Dataset rows
----------------
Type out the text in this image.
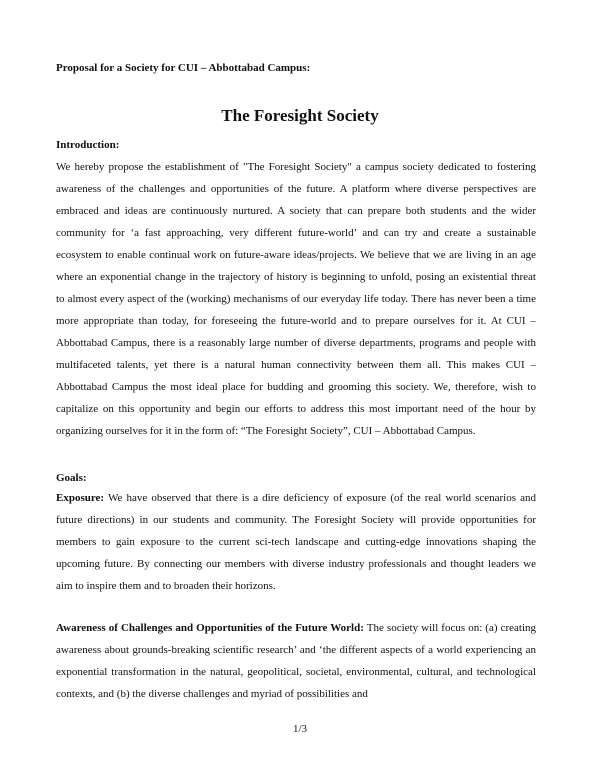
Proposal for a Society for CUI – Abbottabad Campus:
The Foresight Society
Introduction:

We hereby propose the establishment of "The Foresight Society" a campus society dedicated to fostering awareness of the challenges and opportunities of the future. A platform where diverse perspectives are embraced and ideas are continuously nurtured. A society that can prepare both students and the wider community for ‘a fast approaching, very different future-world’ and can try and create a sustainable ecosystem to enable continual work on future-aware ideas/projects. We believe that we are living in an age where an exponential change in the trajectory of history is beginning to unfold, posing an existential threat to almost every aspect of the (working) mechanisms of our everyday life today. There has never been a time more appropriate than today, for foreseeing the future-world and to prepare ourselves for it. At CUI – Abbottabad Campus, there is a reasonably large number of diverse departments, programs and people with multifaceted talents, yet there is a natural human connectivity between them all. This makes CUI – Abbottabad Campus the most ideal place for budding and grooming this society. We, therefore, wish to capitalize on this opportunity and begin our efforts to address this most important need of the hour by organizing ourselves for it in the form of: “The Foresight Society”, CUI – Abbottabad Campus.

Goals:

Exposure: We have observed that there is a dire deficiency of exposure (of the real world scenarios and future directions) in our students and community. The Foresight Society will provide opportunities for members to gain exposure to the current sci-tech landscape and cutting-edge innovations shaping the upcoming future. By connecting our members with diverse industry professionals and thought leaders we aim to inspire them and to broaden their horizons.

Awareness of Challenges and Opportunities of the Future World: The society will focus on: (a) creating awareness about grounds-breaking scientific research’ and ‘the different aspects of a world experiencing an exponential transformation in the natural, geopolitical, societal, environmental, cultural, and technological contexts, and (b) the diverse challenges and myriad of possibilities and

1/3
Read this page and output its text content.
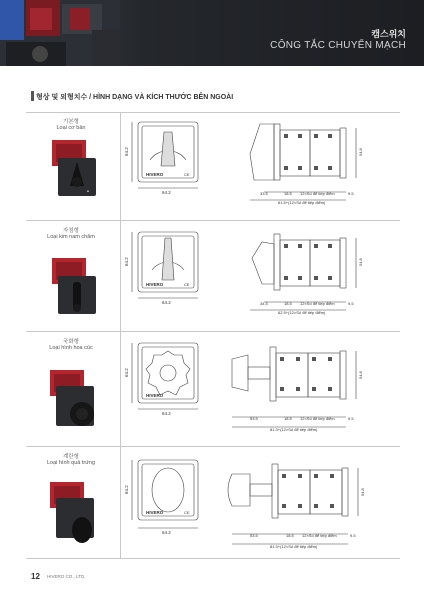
캠스위치
CÔNG TẮC CHUYỂN MẠCH
형상 및 외형치수 / HÌNH DẠNG VÀ KÍCH THƯỚC BÊN NGOÀI
기본형
Loại cơ bản
▲
HIVERO	CE
64.2
64.2
33.5	18.5 12×Số để tiếp điểm	9.5
61.5+(12×Số để tiếp điểm)
54.8
자침형
Loại kim nam châm
HIVERO	CE
64.2
64.2
34.5	18.5 12×Số để tiếp điểm	9.5
62.5+(12×Số để tiếp điểm)
54.8
국화형
Loại hình hoa cúc
HIVERO
64.2
64.2
53.5	18.5 12×Số để tiếp điểm	9.5
81.3+(12×Số để tiếp điểm)
54.8
계란형
Loại hình quả trứng
HIVERO	CE
64.2
64.2
53.5	18.5 12×Số để tiếp điểm	9.5
81.3+(12×Số để tiếp điểm)
54.8
12 HIVERO CO., LTD.
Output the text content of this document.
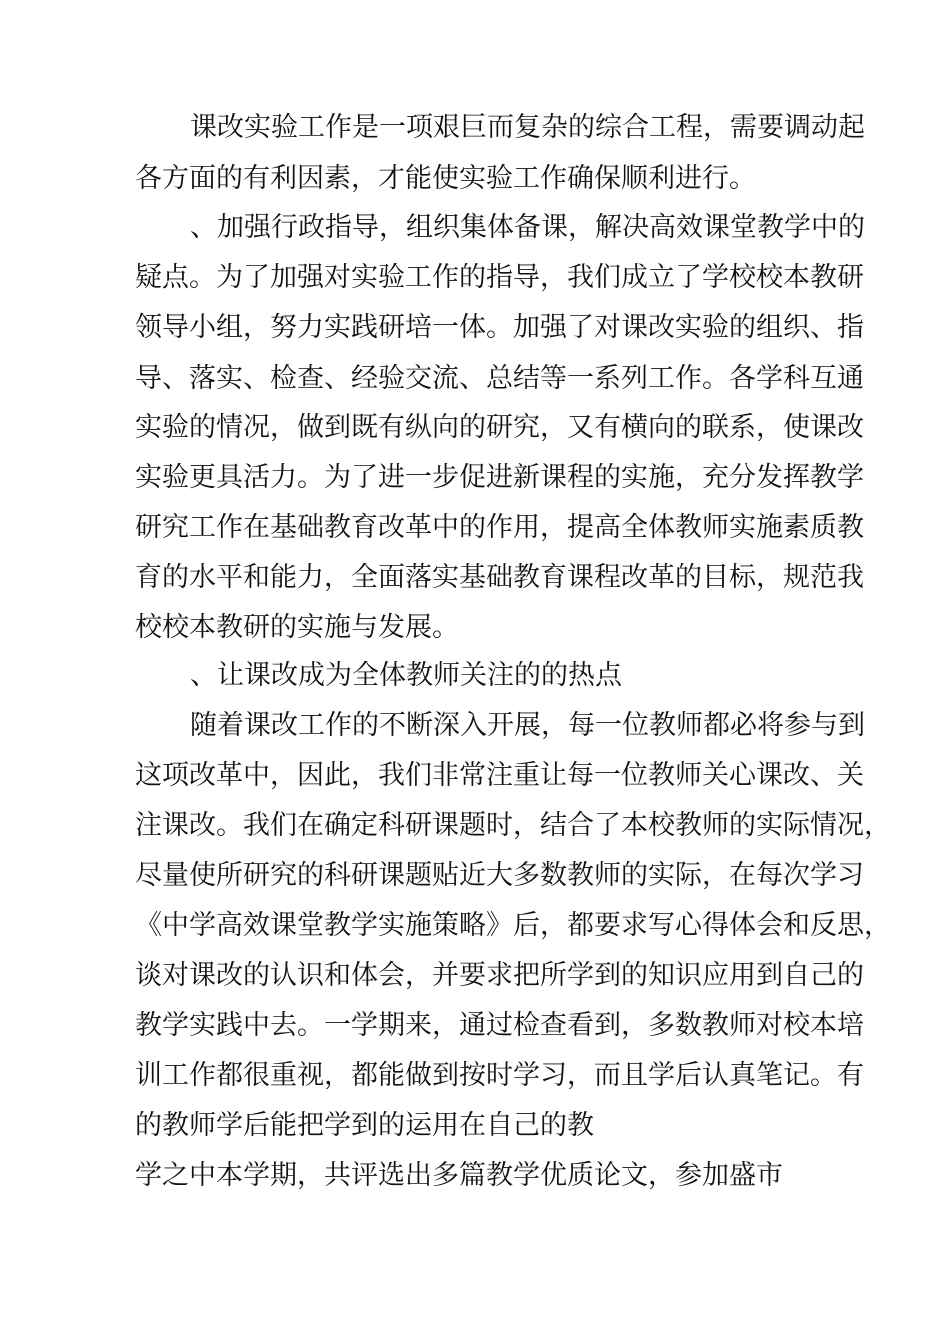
课改实验工作是一项艰巨而复杂的综合工程，需要调动起

各方面的有利因素，才能使实验工作确保顺利进行。

、加强行政指导，组织集体备课，解决高效课堂教学中的

疑点。为了加强对实验工作的指导，我们成立了学校校本教研

领导小组，努力实践研培一体。加强了对课改实验的组织、指

导、落实、检查、经验交流、总结等一系列工作。各学科互通

实验的情况，做到既有纵向的研究，又有横向的联系，使课改

实验更具活力。为了进一步促进新课程的实施，充分发挥教学

研究工作在基础教育改革中的作用，提高全体教师实施素质教

育的水平和能力，全面落实基础教育课程改革的目标，规范我

校校本教研的实施与发展。

、让课改成为全体教师关注的的热点

随着课改工作的不断深入开展，每一位教师都必将参与到

这项改革中，因此，我们非常注重让每一位教师关心课改、关

注课改。我们在确定科研课题时，结合了本校教师的实际情况，

尽量使所研究的科研课题贴近大多数教师的实际，在每次学习

《中学高效课堂教学实施策略》后，都要求写心得体会和反思，

谈对课改的认识和体会，并要求把所学到的知识应用到自己的

教学实践中去。一学期来，通过检查看到，多数教师对校本培

训工作都很重视，都能做到按时学习，而且学后认真笔记。有

的教师学后能把学到的运用在自己的教

学之中本学期，共评选出多篇教学优质论文，参加盛市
----------------
Each line from the one containing "Read this page and output its text content." through the last line of the listing is to be given again exactly, with no pictures and no other lines.

Read this page and output its text content.
캠스위치
CÔNG TẮC CHUYỂN MẠCH
형상 및 외형치수 / HÌNH DẠNG VÀ KÍCH THƯỚC BÊN NGOÀI
기본형
Loại cơ bản
▲
HIVERO	CE
64.2
64.2
33.5	18.5 12×Số để tiếp điểm	9.5
61.5+(12×Số để tiếp điểm)
54.8
자침형
Loại kim nam châm
HIVERO	CE
64.2
64.2
34.5	18.5 12×Số để tiếp điểm	9.5
62.5+(12×Số để tiếp điểm)
54.8
국화형
Loại hình hoa cúc
HIVERO
64.2
64.2
53.5	18.5 12×Số để tiếp điểm	9.5
81.3+(12×Số để tiếp điểm)
54.8
계란형
Loại hình quả trứng
HIVERO	CE
64.2
64.2
53.5	18.5 12×Số để tiếp điểm	9.5
81.3+(12×Số để tiếp điểm)
54.8
12 HIVERO CO., LTD.
Output the text content of this document.
课改实验工作是一项艰巨而复杂的综合工程，需要调动起

各方面的有利因素，才能使实验工作确保顺利进行。

、加强行政指导，组织集体备课，解决高效课堂教学中的

疑点。为了加强对实验工作的指导，我们成立了学校校本教研

领导小组，努力实践研培一体。加强了对课改实验的组织、指

导、落实、检查、经验交流、总结等一系列工作。各学科互通

实验的情况，做到既有纵向的研究，又有横向的联系，使课改

实验更具活力。为了进一步促进新课程的实施，充分发挥教学

研究工作在基础教育改革中的作用，提高全体教师实施素质教

育的水平和能力，全面落实基础教育课程改革的目标，规范我

校校本教研的实施与发展。

、让课改成为全体教师关注的的热点

随着课改工作的不断深入开展，每一位教师都必将参与到

这项改革中，因此，我们非常注重让每一位教师关心课改、关

注课改。我们在确定科研课题时，结合了本校教师的实际情况，

尽量使所研究的科研课题贴近大多数教师的实际，在每次学习

《中学高效课堂教学实施策略》后，都要求写心得体会和反思，

谈对课改的认识和体会，并要求把所学到的知识应用到自己的

教学实践中去。一学期来，通过检查看到，多数教师对校本培

训工作都很重视，都能做到按时学习，而且学后认真笔记。有

的教师学后能把学到的运用在自己的教

学之中本学期，共评选出多篇教学优质论文，参加盛市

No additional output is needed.